Data entries:

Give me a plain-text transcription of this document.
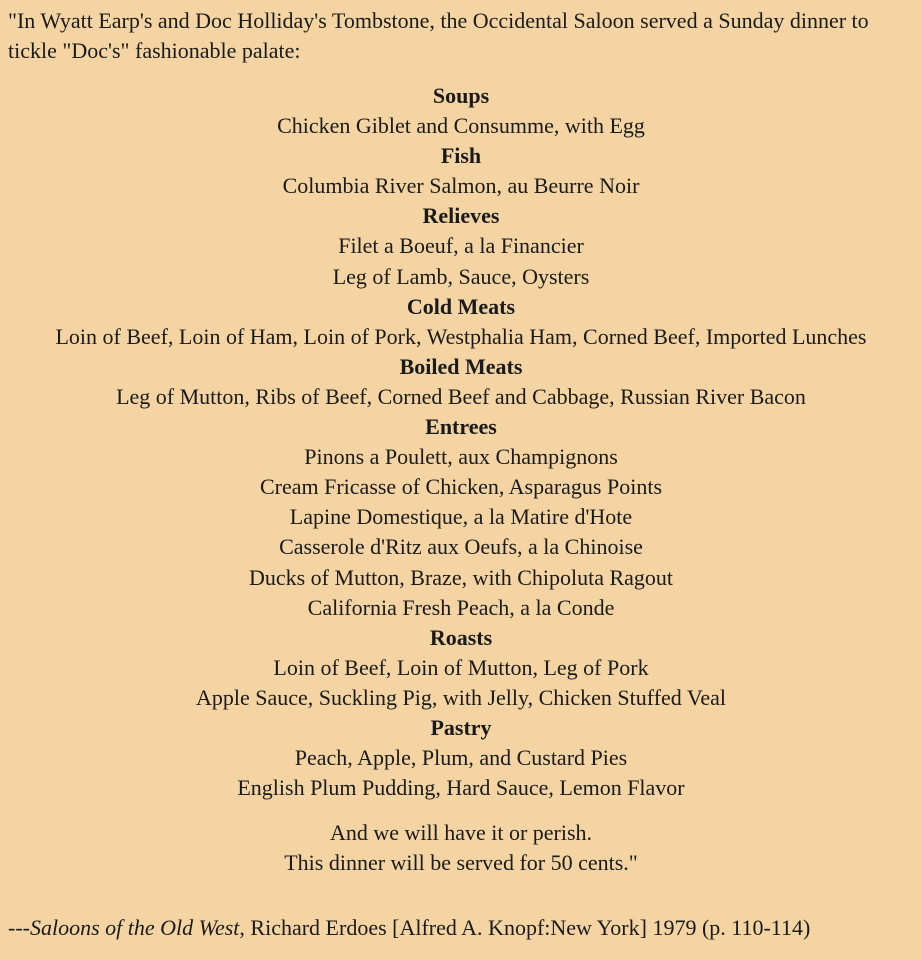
"In Wyatt Earp's and Doc Holliday's Tombstone, the Occidental Saloon served a Sunday dinner to tickle "Doc's" fashionable palate:
Soups
Chicken Giblet and Consumme, with Egg
Fish
Columbia River Salmon, au Beurre Noir
Relieves
Filet a Boeuf, a la Financier
Leg of Lamb, Sauce, Oysters
Cold Meats
Loin of Beef, Loin of Ham, Loin of Pork, Westphalia Ham, Corned Beef, Imported Lunches
Boiled Meats
Leg of Mutton, Ribs of Beef, Corned Beef and Cabbage, Russian River Bacon
Entrees
Pinons a Poulett, aux Champignons
Cream Fricasse of Chicken, Asparagus Points
Lapine Domestique, a la Matire d'Hote
Casserole d'Ritz aux Oeufs, a la Chinoise
Ducks of Mutton, Braze, with Chipoluta Ragout
California Fresh Peach, a la Conde
Roasts
Loin of Beef, Loin of Mutton, Leg of Pork
Apple Sauce, Suckling Pig, with Jelly, Chicken Stuffed Veal
Pastry
Peach, Apple, Plum, and Custard Pies
English Plum Pudding, Hard Sauce, Lemon Flavor
And we will have it or perish.
This dinner will be served for 50 cents."
---Saloons of the Old West, Richard Erdoes [Alfred A. Knopf:New York] 1979 (p. 110-114)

▸ **SET TASK**
Out of the records, collect only those lines that contain the string "Beef".

▸ **REPLY**
Loin of Beef, Loin of Ham, Loin of Pork, Westphalia Ham, Corned Beef, Imported Lunches
Leg of Mutton, Ribs of Beef, Corned Beef and Cabbage, Russian River Bacon
Loin of Beef, Loin of Mutton, Leg of Pork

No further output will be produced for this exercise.